## The exercise
Write out every one of the lines below verbatim, leaving the pictures out of your answer.
======== Raw data ========
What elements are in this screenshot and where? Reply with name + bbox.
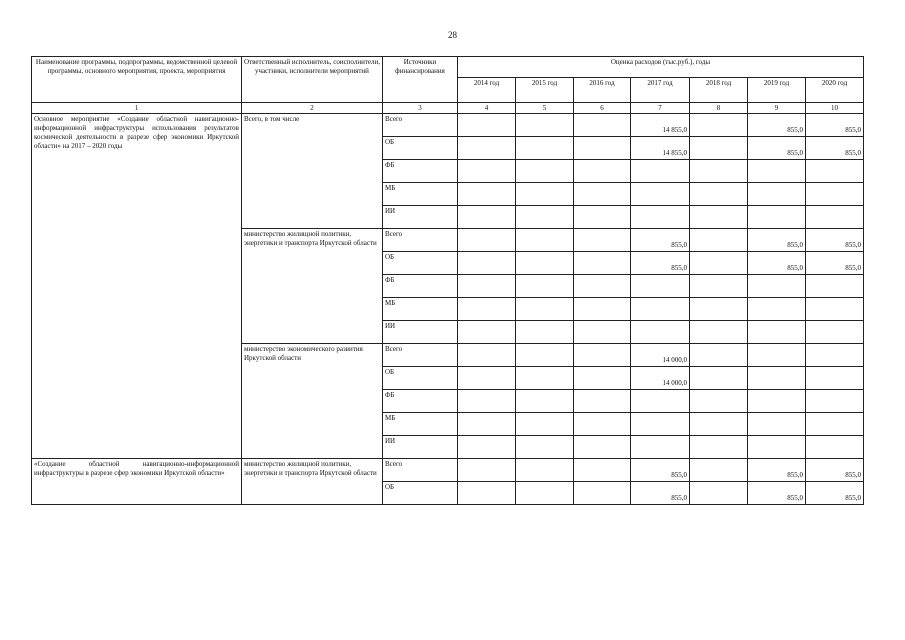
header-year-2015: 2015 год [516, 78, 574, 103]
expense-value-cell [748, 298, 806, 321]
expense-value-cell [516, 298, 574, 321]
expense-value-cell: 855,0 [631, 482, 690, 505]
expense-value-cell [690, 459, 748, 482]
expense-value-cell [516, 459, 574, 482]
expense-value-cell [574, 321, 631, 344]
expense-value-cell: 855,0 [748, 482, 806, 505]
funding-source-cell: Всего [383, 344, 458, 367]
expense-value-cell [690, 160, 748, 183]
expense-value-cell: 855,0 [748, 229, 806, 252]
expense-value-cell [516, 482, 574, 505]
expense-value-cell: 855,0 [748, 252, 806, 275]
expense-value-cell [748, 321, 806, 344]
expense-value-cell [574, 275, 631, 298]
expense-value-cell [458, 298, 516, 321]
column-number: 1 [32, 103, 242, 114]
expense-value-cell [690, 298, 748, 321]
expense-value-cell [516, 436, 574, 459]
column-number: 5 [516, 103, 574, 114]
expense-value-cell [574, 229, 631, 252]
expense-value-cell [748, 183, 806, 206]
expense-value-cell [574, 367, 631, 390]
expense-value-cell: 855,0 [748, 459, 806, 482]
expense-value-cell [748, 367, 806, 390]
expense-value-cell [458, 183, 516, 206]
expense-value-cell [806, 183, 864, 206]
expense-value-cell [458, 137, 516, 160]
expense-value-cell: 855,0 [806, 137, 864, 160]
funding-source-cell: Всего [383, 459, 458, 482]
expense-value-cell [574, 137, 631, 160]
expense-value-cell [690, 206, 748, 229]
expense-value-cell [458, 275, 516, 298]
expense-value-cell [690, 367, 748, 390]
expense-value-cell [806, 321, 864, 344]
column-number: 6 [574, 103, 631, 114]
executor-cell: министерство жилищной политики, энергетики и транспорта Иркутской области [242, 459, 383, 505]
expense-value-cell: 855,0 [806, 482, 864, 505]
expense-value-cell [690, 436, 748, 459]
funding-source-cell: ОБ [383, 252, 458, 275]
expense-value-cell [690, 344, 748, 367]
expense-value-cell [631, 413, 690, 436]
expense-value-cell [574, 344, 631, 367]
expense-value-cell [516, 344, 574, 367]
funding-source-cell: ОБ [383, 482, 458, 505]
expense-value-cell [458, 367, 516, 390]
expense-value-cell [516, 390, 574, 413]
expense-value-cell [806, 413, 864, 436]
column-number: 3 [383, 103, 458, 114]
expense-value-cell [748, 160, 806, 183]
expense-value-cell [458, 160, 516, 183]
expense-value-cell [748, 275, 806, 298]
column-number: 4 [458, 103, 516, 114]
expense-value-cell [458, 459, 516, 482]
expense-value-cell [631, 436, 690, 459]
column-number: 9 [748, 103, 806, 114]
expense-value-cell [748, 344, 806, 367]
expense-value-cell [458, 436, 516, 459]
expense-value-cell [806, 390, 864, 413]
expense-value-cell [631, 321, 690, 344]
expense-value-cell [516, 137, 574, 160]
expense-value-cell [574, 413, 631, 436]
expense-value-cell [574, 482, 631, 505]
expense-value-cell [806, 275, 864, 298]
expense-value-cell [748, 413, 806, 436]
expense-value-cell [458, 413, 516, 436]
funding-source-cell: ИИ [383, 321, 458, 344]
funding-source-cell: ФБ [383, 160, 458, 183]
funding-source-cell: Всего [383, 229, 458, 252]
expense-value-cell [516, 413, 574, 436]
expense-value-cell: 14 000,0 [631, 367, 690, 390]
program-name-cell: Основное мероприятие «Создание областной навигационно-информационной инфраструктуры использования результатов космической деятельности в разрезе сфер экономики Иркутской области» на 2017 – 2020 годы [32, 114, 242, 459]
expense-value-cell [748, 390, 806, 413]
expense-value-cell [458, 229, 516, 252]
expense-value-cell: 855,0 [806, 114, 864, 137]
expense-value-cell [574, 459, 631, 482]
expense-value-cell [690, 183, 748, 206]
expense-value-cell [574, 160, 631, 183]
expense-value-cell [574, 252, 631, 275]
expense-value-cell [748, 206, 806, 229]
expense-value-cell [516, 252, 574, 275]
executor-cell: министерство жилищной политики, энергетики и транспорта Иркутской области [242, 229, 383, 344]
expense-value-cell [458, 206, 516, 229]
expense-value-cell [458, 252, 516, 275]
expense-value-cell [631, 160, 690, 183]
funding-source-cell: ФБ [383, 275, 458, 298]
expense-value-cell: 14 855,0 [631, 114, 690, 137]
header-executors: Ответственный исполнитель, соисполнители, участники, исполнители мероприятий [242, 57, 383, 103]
========
## Completed exercise
What elements are in this screenshot and where? Reply with name + bbox.
header-year-2015: 2015 год [516, 78, 574, 103]
expense-value-cell [748, 298, 806, 321]
expense-value-cell [516, 298, 574, 321]
expense-value-cell: 855,0 [631, 482, 690, 505]
expense-value-cell [690, 459, 748, 482]
expense-value-cell [516, 459, 574, 482]
expense-value-cell [574, 321, 631, 344]
expense-value-cell: 855,0 [748, 482, 806, 505]
funding-source-cell: Всего [383, 344, 458, 367]
expense-value-cell [690, 160, 748, 183]
expense-value-cell: 855,0 [748, 229, 806, 252]
expense-value-cell [516, 482, 574, 505]
expense-value-cell: 855,0 [748, 252, 806, 275]
expense-value-cell [748, 321, 806, 344]
expense-value-cell [574, 275, 631, 298]
expense-value-cell [458, 298, 516, 321]
column-number: 1 [32, 103, 242, 114]
expense-value-cell [690, 298, 748, 321]
expense-value-cell [516, 436, 574, 459]
column-number: 5 [516, 103, 574, 114]
expense-value-cell [574, 229, 631, 252]
expense-value-cell [748, 183, 806, 206]
expense-value-cell [574, 367, 631, 390]
expense-value-cell: 855,0 [748, 459, 806, 482]
expense-value-cell [748, 367, 806, 390]
expense-value-cell [458, 183, 516, 206]
expense-value-cell [806, 183, 864, 206]
expense-value-cell [458, 137, 516, 160]
expense-value-cell: 855,0 [806, 137, 864, 160]
funding-source-cell: Всего [383, 459, 458, 482]
expense-value-cell [574, 137, 631, 160]
expense-value-cell [690, 206, 748, 229]
expense-value-cell [458, 275, 516, 298]
expense-value-cell [690, 367, 748, 390]
expense-value-cell [806, 321, 864, 344]
column-number: 6 [574, 103, 631, 114]
executor-cell: министерство жилищной политики, энергетики и транспорта Иркутской области [242, 459, 383, 505]
expense-value-cell: 855,0 [806, 482, 864, 505]
expense-value-cell [690, 436, 748, 459]
funding-source-cell: ОБ [383, 252, 458, 275]
expense-value-cell [690, 344, 748, 367]
expense-value-cell [631, 413, 690, 436]
expense-value-cell [574, 344, 631, 367]
expense-value-cell [516, 344, 574, 367]
funding-source-cell: ОБ [383, 482, 458, 505]
expense-value-cell [458, 367, 516, 390]
expense-value-cell [516, 390, 574, 413]
expense-value-cell [806, 413, 864, 436]
column-number: 3 [383, 103, 458, 114]
expense-value-cell [748, 160, 806, 183]
expense-value-cell [458, 160, 516, 183]
expense-value-cell [748, 275, 806, 298]
column-number: 4 [458, 103, 516, 114]
expense-value-cell [458, 459, 516, 482]
expense-value-cell [631, 436, 690, 459]
column-number: 9 [748, 103, 806, 114]
expense-value-cell [748, 344, 806, 367]
expense-value-cell [458, 436, 516, 459]
expense-value-cell [806, 390, 864, 413]
expense-value-cell [631, 321, 690, 344]
expense-value-cell [516, 137, 574, 160]
expense-value-cell [574, 413, 631, 436]
expense-value-cell [574, 482, 631, 505]
expense-value-cell [806, 275, 864, 298]
expense-value-cell [748, 413, 806, 436]
expense-value-cell [458, 413, 516, 436]
funding-source-cell: ИИ [383, 321, 458, 344]
funding-source-cell: ФБ [383, 160, 458, 183]
funding-source-cell: Всего [383, 229, 458, 252]
expense-value-cell [516, 413, 574, 436]
expense-value-cell: 14 000,0 [631, 367, 690, 390]
program-name-cell: Основное мероприятие «Создание областной навигационно-информационной инфраструктуры использования результатов космической деятельности в разрезе сфер экономики Иркутской области» на 2017 – 2020 годы [32, 114, 242, 459]
expense-value-cell [748, 390, 806, 413]
expense-value-cell [458, 229, 516, 252]
expense-value-cell: 855,0 [806, 114, 864, 137]
expense-value-cell [574, 459, 631, 482]
expense-value-cell [690, 183, 748, 206]
expense-value-cell [574, 160, 631, 183]
expense-value-cell [574, 252, 631, 275]
expense-value-cell [748, 206, 806, 229]
expense-value-cell [516, 252, 574, 275]
executor-cell: министерство жилищной политики, энергетики и транспорта Иркутской области [242, 229, 383, 344]
expense-value-cell [458, 206, 516, 229]
expense-value-cell [458, 252, 516, 275]
expense-value-cell [631, 160, 690, 183]
funding-source-cell: ФБ [383, 275, 458, 298]
expense-value-cell: 14 855,0 [631, 114, 690, 137]
header-executors: Ответственный исполнитель, соисполнители, участники, исполнители мероприятий [242, 57, 383, 103]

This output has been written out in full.